(Saved entries)
····················

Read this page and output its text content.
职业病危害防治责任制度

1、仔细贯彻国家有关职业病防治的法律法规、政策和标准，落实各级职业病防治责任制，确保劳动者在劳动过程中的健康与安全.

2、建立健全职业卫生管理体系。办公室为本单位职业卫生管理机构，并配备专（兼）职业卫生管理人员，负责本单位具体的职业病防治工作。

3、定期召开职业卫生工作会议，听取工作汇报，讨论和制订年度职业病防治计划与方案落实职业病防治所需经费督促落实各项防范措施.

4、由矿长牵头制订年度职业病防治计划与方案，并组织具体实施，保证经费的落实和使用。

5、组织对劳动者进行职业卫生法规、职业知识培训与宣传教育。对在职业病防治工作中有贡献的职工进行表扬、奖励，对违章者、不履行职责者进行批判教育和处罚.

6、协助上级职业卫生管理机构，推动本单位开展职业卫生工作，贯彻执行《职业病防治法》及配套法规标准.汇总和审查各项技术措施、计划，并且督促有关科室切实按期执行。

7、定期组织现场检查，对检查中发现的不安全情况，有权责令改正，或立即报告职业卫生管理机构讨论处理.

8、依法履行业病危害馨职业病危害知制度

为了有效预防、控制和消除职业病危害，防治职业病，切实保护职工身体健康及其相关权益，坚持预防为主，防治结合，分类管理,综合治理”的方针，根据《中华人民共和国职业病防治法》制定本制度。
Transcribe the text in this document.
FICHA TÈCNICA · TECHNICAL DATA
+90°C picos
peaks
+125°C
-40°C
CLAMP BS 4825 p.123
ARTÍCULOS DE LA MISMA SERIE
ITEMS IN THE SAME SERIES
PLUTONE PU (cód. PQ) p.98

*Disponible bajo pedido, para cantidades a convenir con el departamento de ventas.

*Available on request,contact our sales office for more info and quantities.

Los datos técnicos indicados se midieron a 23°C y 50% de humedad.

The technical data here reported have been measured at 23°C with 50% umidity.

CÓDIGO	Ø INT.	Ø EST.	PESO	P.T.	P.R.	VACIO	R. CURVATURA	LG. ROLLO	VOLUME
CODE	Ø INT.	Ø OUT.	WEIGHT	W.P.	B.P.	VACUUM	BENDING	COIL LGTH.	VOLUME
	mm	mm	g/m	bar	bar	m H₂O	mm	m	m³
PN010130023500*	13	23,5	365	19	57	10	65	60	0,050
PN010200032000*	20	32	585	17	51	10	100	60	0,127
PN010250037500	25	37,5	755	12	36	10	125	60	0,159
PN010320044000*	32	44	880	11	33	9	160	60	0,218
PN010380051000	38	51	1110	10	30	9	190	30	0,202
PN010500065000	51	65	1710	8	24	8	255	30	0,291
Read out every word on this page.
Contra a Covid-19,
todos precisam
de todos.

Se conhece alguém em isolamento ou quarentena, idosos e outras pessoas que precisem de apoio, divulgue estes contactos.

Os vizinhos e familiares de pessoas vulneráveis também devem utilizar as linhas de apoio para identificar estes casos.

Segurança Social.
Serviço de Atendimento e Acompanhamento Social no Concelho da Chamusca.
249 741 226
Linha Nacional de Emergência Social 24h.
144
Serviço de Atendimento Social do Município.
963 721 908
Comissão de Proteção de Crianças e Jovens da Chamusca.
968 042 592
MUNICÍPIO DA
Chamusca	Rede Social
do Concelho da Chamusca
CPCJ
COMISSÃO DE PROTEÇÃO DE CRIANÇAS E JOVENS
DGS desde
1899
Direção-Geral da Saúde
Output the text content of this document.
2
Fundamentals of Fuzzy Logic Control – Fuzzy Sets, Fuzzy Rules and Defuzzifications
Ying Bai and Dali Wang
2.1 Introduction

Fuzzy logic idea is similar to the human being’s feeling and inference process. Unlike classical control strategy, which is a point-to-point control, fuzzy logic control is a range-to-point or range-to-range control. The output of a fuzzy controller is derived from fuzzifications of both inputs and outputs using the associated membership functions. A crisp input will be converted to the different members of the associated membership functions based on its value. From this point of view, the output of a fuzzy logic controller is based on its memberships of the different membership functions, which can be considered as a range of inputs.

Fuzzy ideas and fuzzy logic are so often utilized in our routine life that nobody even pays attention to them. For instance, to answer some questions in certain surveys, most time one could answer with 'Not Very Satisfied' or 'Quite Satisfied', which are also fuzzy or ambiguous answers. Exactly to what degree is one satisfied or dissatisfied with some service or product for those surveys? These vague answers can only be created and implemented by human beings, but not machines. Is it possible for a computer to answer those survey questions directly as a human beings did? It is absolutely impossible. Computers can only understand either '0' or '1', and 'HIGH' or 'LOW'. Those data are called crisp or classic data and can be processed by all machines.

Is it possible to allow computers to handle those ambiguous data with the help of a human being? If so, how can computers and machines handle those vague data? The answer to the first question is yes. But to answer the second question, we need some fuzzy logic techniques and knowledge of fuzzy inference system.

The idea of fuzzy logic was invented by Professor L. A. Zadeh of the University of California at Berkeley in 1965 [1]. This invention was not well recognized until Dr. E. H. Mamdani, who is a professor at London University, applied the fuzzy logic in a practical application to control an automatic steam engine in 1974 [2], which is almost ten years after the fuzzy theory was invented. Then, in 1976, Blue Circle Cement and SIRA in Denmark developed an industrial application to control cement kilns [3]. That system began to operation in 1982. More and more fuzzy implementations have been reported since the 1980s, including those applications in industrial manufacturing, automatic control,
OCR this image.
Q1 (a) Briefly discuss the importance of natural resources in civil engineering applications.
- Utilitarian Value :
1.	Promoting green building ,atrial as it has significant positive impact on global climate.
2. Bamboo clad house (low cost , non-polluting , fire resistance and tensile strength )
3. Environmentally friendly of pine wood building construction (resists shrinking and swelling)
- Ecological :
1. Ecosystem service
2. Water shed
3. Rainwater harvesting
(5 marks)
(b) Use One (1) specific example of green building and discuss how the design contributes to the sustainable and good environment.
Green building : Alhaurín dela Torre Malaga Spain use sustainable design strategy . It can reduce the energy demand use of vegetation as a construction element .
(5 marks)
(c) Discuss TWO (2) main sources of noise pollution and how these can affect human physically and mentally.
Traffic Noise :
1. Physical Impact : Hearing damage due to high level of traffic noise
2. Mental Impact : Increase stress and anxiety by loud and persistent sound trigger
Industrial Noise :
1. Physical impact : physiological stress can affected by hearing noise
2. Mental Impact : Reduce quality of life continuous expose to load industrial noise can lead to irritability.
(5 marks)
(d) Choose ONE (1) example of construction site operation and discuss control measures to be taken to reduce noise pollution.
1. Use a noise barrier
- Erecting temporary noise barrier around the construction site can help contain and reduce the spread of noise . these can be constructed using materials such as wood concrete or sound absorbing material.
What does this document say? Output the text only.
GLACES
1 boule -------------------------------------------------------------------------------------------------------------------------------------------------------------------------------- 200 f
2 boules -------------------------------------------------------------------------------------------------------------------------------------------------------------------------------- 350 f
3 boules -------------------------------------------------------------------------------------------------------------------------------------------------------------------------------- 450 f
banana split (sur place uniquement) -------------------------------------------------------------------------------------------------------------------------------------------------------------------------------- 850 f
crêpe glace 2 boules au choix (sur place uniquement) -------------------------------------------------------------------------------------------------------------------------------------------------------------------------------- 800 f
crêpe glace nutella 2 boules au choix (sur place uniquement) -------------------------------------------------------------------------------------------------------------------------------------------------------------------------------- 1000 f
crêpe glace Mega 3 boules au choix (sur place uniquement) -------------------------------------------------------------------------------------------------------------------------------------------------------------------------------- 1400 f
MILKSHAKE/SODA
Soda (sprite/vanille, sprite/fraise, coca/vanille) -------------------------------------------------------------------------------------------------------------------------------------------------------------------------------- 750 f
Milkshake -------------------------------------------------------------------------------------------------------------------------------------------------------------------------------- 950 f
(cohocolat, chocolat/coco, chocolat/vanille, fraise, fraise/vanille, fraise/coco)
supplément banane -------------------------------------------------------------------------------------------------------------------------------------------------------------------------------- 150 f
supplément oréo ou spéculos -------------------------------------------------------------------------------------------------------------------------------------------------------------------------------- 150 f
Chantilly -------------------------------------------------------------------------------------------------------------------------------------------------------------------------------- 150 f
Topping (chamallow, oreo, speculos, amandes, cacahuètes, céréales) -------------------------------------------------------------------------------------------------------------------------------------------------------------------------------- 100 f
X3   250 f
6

····················

List each line in the listing that contains the string "site".

(d) Choose ONE (1) example of construction site operation and discuss control measures to be taken to reduce noise pollution.
- Erecting temporary noise barrier around the construction site can help contain and reduce the spread of noise . these can be constructed using materials such as wood concrete or sound absorbing material.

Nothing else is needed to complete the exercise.